Stored dataset items
— Begin —

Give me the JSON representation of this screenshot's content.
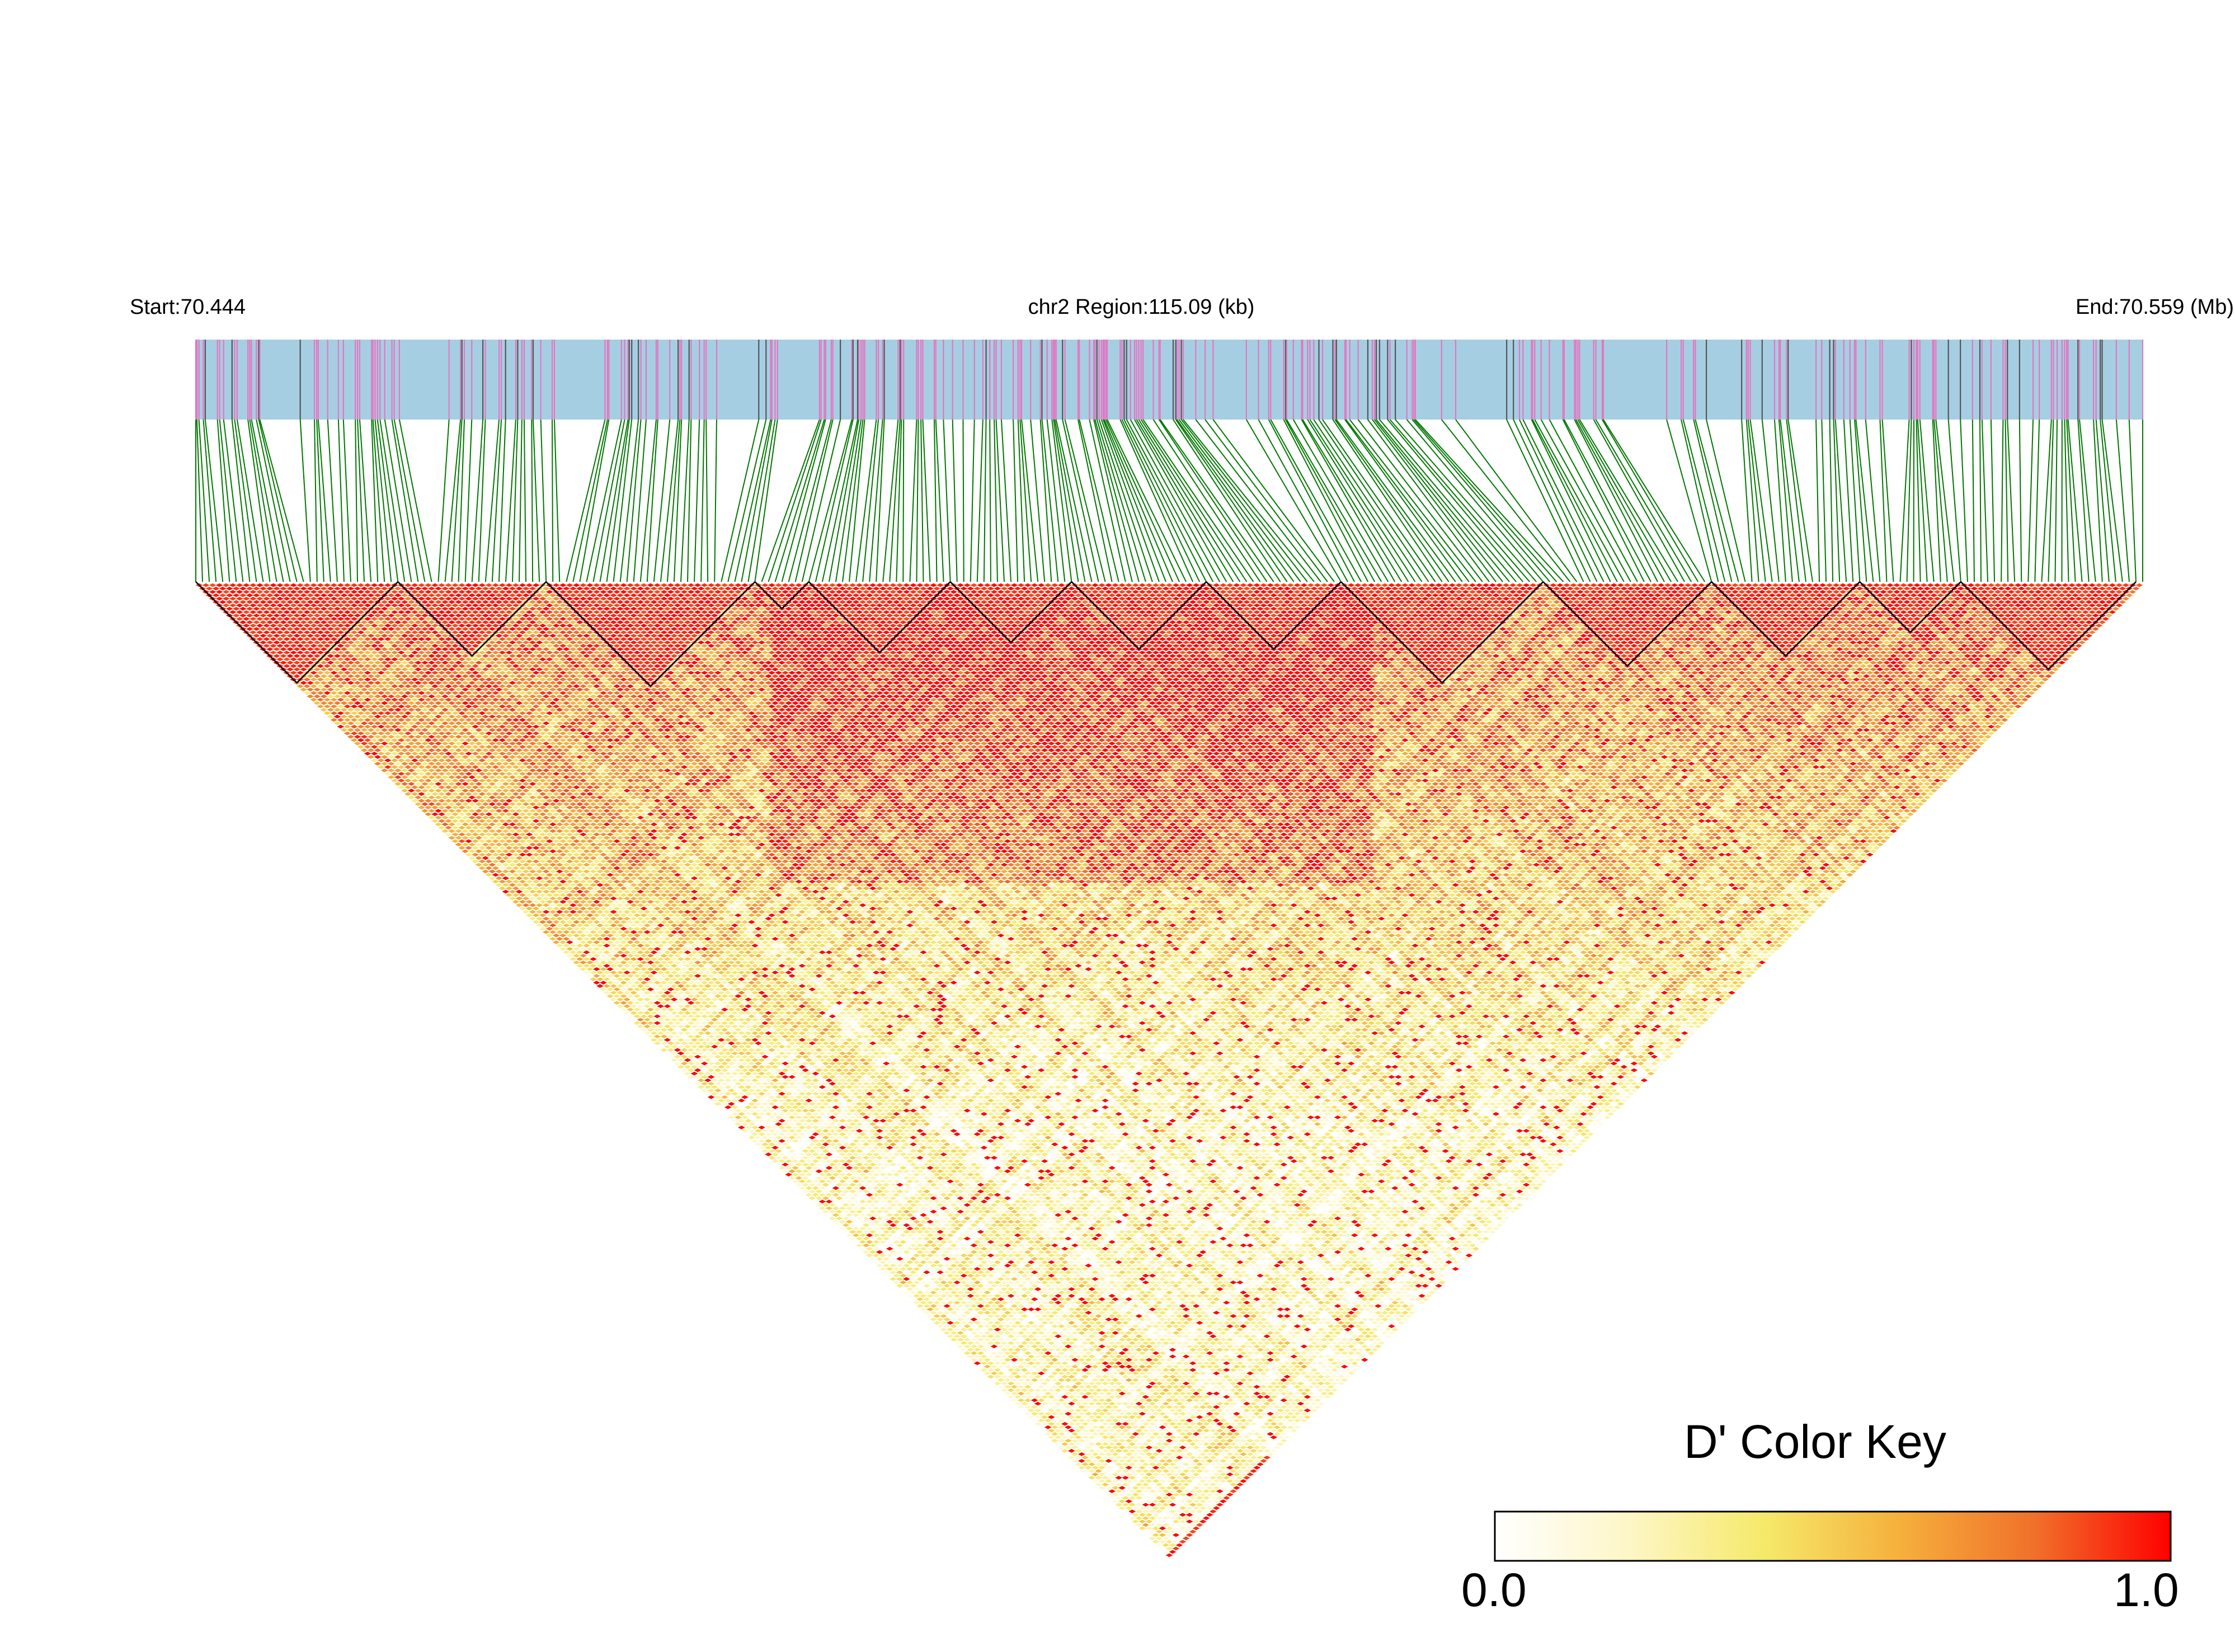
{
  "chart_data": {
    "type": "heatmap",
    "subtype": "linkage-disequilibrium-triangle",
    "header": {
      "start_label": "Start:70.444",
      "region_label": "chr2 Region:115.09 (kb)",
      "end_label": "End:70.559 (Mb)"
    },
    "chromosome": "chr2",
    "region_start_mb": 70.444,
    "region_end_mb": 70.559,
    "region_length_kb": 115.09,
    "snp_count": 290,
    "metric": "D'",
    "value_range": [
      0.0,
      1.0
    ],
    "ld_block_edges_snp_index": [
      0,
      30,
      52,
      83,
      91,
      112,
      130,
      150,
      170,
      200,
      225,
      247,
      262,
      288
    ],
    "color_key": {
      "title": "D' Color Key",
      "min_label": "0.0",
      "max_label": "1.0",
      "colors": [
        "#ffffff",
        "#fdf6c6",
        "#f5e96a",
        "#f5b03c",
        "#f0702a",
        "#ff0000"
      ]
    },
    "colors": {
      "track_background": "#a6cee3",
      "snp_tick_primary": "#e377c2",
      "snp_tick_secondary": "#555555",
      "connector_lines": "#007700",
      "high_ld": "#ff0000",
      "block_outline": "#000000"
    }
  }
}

— End —

Go through the entries above and output them exactly, without pictures.

:: PROBLEM SOLUTION ::
Give me the JSON representation of this screenshot's content.
{
  "chart_data": {
    "type": "heatmap",
    "subtype": "linkage-disequilibrium-triangle",
    "header": {
      "start_label": "Start:70.444",
      "region_label": "chr2 Region:115.09 (kb)",
      "end_label": "End:70.559 (Mb)"
    },
    "chromosome": "chr2",
    "region_start_mb": 70.444,
    "region_end_mb": 70.559,
    "region_length_kb": 115.09,
    "snp_count": 290,
    "metric": "D'",
    "value_range": [
      0.0,
      1.0
    ],
    "ld_block_edges_snp_index": [
      0,
      30,
      52,
      83,
      91,
      112,
      130,
      150,
      170,
      200,
      225,
      247,
      262,
      288
    ],
    "color_key": {
      "title": "D' Color Key",
      "min_label": "0.0",
      "max_label": "1.0",
      "colors": [
        "#ffffff",
        "#fdf6c6",
        "#f5e96a",
        "#f5b03c",
        "#f0702a",
        "#ff0000"
      ]
    },
    "colors": {
      "track_background": "#a6cee3",
      "snp_tick_primary": "#e377c2",
      "snp_tick_secondary": "#555555",
      "connector_lines": "#007700",
      "high_ld": "#ff0000",
      "block_outline": "#000000"
    }
  }
}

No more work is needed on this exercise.